■ The exercise
Quote the entries that follow exactly, leaving none out.

* Begin *

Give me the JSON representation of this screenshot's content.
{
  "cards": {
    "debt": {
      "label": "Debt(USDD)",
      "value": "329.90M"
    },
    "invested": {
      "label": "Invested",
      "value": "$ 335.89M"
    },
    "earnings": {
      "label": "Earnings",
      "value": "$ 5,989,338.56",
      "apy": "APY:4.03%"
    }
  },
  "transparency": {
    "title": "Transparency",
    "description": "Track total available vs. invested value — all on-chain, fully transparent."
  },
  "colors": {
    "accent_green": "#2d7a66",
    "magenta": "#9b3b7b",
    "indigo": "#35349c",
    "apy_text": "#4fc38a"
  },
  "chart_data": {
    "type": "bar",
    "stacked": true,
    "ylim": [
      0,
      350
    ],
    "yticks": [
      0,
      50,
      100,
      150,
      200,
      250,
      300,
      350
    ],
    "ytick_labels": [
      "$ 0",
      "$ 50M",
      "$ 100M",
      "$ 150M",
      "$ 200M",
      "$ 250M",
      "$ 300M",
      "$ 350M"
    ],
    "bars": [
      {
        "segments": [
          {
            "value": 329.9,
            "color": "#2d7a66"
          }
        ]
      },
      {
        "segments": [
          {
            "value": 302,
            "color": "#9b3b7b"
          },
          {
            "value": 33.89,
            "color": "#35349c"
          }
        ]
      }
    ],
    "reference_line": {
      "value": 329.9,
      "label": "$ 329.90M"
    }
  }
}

* End *

■ Result of this task
Give me the JSON representation of this screenshot's content.
{
  "cards": {
    "debt": {
      "label": "Debt(USDD)",
      "value": "329.90M"
    },
    "invested": {
      "label": "Invested",
      "value": "$ 335.89M"
    },
    "earnings": {
      "label": "Earnings",
      "value": "$ 5,989,338.56",
      "apy": "APY:4.03%"
    }
  },
  "transparency": {
    "title": "Transparency",
    "description": "Track total available vs. invested value — all on-chain, fully transparent."
  },
  "colors": {
    "accent_green": "#2d7a66",
    "magenta": "#9b3b7b",
    "indigo": "#35349c",
    "apy_text": "#4fc38a"
  },
  "chart_data": {
    "type": "bar",
    "stacked": true,
    "ylim": [
      0,
      350
    ],
    "yticks": [
      0,
      50,
      100,
      150,
      200,
      250,
      300,
      350
    ],
    "ytick_labels": [
      "$ 0",
      "$ 50M",
      "$ 100M",
      "$ 150M",
      "$ 200M",
      "$ 250M",
      "$ 300M",
      "$ 350M"
    ],
    "bars": [
      {
        "segments": [
          {
            "value": 329.9,
            "color": "#2d7a66"
          }
        ]
      },
      {
        "segments": [
          {
            "value": 302,
            "color": "#9b3b7b"
          },
          {
            "value": 33.89,
            "color": "#35349c"
          }
        ]
      }
    ],
    "reference_line": {
      "value": 329.9,
      "label": "$ 329.90M"
    }
  }
}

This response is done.